* **Data**:
== Segment start ==
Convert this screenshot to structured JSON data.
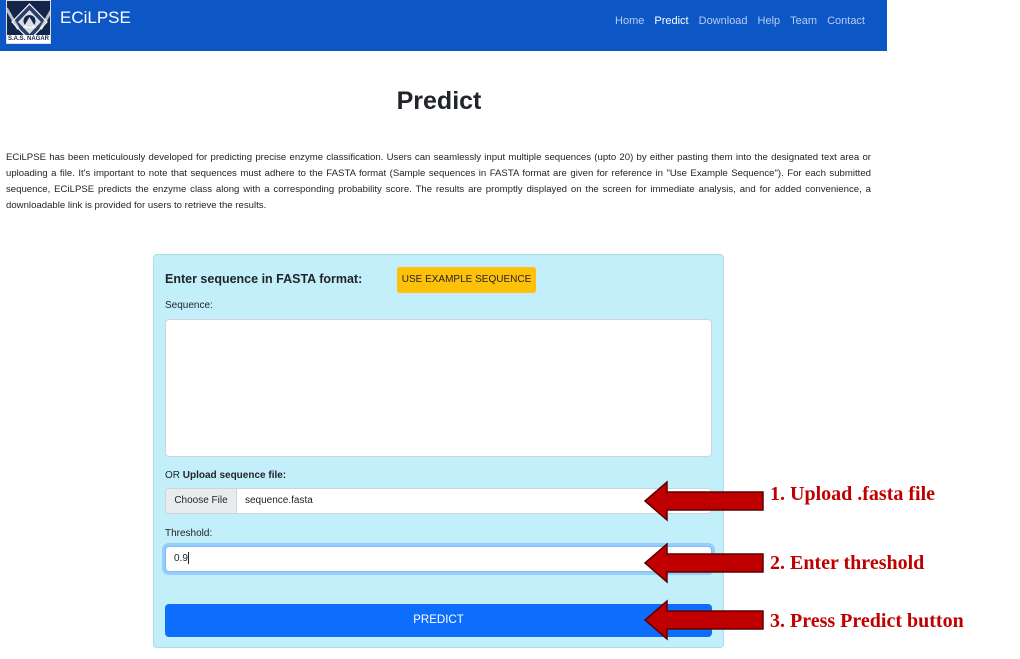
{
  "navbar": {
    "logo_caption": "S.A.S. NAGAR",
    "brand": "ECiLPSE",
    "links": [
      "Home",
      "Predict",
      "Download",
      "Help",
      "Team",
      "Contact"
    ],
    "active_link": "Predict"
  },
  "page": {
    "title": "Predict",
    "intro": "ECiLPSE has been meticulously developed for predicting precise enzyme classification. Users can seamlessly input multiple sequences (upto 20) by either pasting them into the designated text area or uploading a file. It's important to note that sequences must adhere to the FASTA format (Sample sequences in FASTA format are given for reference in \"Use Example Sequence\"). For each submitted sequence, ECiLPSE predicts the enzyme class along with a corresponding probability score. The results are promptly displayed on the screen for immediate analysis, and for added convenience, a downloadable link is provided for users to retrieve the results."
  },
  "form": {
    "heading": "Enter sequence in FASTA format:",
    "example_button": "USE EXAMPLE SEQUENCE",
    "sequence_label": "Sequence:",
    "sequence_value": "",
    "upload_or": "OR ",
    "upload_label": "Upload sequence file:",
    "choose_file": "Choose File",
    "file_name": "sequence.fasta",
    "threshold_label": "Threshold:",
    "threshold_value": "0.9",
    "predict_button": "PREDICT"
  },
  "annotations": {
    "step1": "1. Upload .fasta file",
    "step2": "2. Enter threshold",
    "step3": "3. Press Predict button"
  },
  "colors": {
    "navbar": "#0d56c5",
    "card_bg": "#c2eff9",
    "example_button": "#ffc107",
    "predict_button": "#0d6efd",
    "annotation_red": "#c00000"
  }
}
== Segment end ==
== Segment start ==
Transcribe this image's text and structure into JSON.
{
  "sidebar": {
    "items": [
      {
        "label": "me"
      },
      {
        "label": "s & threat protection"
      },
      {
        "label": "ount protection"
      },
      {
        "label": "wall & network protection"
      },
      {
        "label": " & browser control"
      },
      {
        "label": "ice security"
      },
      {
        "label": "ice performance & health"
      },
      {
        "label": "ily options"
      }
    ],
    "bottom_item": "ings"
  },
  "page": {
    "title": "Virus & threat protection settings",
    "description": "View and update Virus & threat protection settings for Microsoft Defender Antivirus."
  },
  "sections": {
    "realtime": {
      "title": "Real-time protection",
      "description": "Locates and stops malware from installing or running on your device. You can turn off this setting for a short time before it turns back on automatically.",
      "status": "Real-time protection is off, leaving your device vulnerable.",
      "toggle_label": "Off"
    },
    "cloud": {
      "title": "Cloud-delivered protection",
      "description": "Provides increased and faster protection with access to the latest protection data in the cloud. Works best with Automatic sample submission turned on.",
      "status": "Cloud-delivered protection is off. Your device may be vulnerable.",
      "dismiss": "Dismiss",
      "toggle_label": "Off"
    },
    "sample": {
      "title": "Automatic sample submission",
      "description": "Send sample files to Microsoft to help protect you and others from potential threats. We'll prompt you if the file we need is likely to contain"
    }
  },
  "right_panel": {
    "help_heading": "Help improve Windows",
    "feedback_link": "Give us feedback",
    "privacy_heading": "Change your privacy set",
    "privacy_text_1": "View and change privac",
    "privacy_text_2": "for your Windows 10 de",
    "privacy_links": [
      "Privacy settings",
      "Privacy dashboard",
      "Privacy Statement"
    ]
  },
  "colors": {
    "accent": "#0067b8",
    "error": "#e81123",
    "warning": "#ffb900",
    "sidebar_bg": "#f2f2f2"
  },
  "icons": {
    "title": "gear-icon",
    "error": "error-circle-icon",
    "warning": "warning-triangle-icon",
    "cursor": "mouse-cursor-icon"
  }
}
== Segment end ==
== Segment start ==
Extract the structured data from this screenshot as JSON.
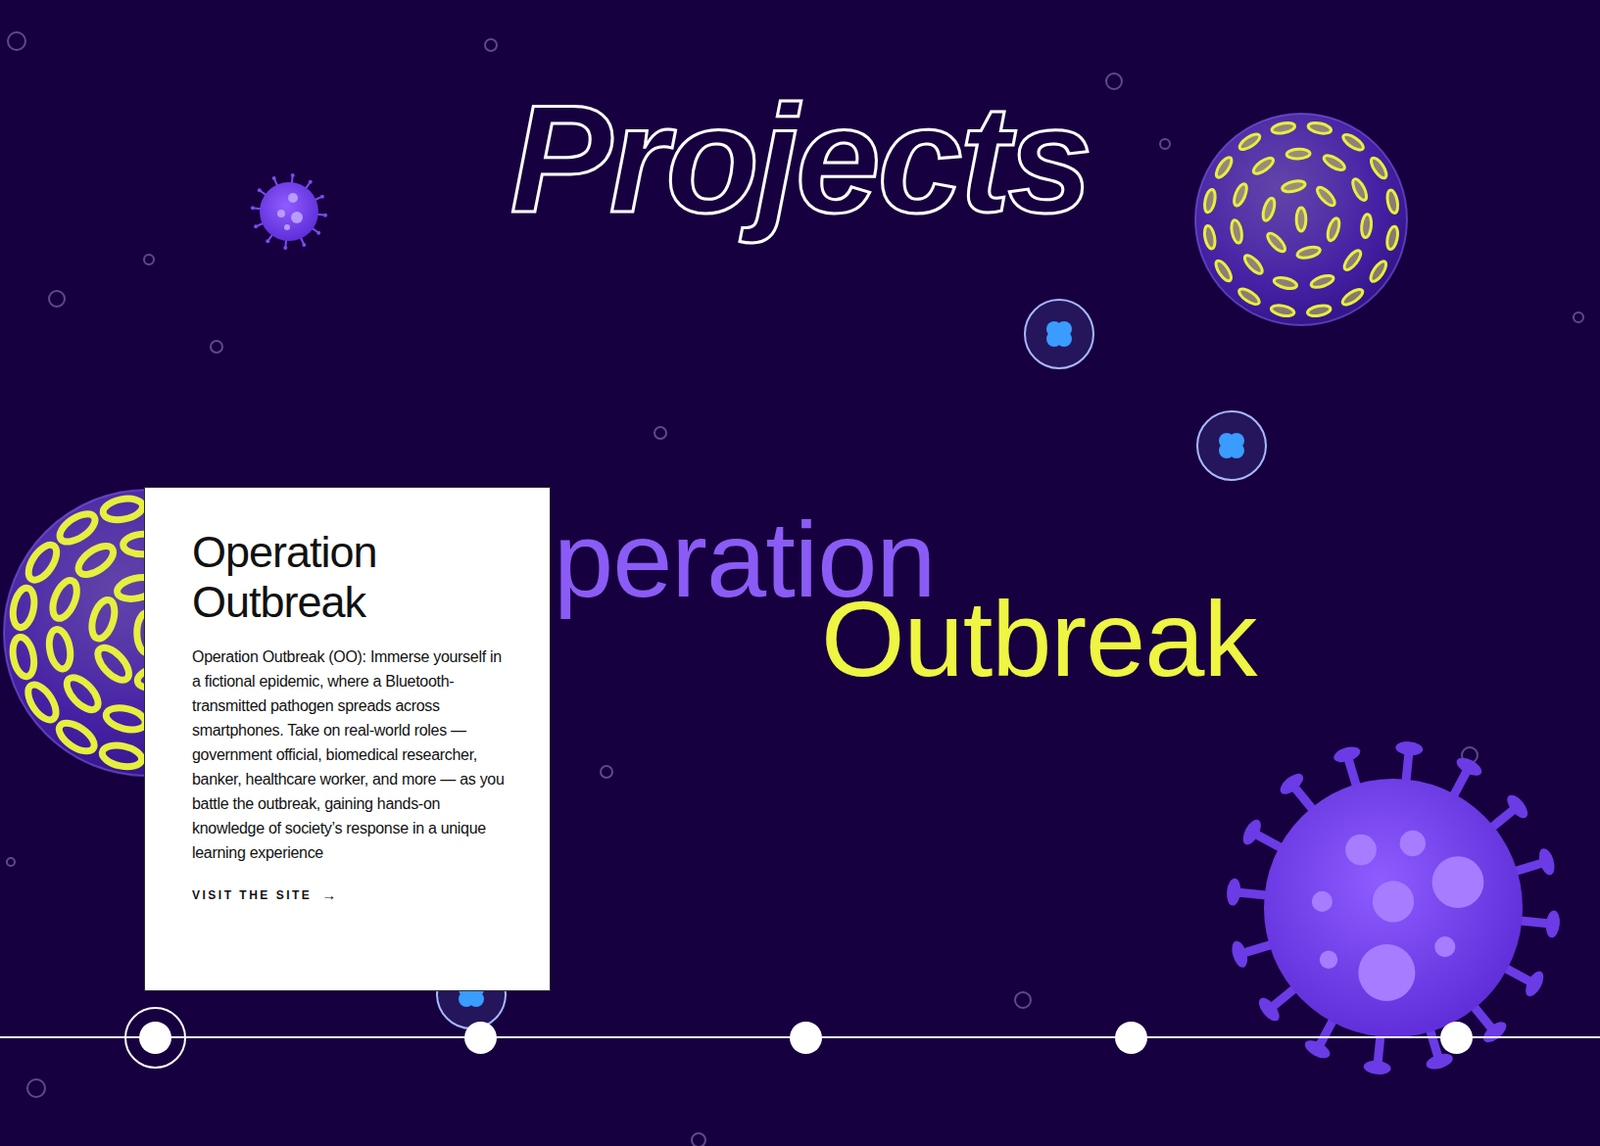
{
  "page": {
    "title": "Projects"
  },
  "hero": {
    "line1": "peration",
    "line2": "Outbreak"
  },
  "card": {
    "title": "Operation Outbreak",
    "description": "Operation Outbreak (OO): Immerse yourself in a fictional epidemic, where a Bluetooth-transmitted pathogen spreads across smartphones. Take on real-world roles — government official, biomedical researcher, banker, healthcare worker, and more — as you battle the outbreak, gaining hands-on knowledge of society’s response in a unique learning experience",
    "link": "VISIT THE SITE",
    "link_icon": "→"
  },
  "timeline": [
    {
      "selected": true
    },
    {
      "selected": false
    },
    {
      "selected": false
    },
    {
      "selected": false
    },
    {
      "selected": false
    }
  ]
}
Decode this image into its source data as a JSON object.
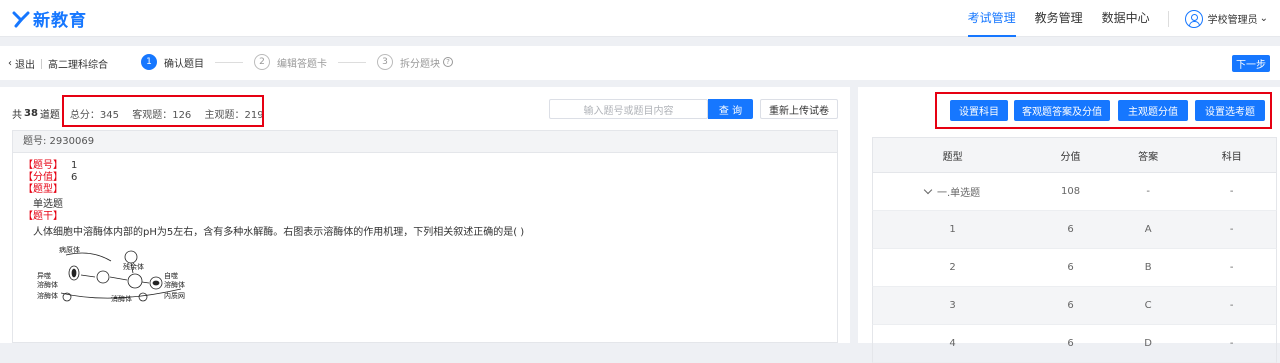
== Segment end ==
* **Task to complete**:
The reply should hold the entries above from the line with "Extract the structured" to the line with "Decode this image", duplicated exactly, pictures excluded.

* **Solution below**:
Extract the structured data from this screenshot as JSON.
{
  "page": {
    "title": "Projects"
  },
  "hero": {
    "line1": "peration",
    "line2": "Outbreak"
  },
  "card": {
    "title": "Operation Outbreak",
    "description": "Operation Outbreak (OO): Immerse yourself in a fictional epidemic, where a Bluetooth-transmitted pathogen spreads across smartphones. Take on real-world roles — government official, biomedical researcher, banker, healthcare worker, and more — as you battle the outbreak, gaining hands-on knowledge of society’s response in a unique learning experience",
    "link": "VISIT THE SITE",
    "link_icon": "→"
  },
  "timeline": [
    {
      "selected": true
    },
    {
      "selected": false
    },
    {
      "selected": false
    },
    {
      "selected": false
    },
    {
      "selected": false
    }
  ]
}
Decode this image into its source data as a JSON object.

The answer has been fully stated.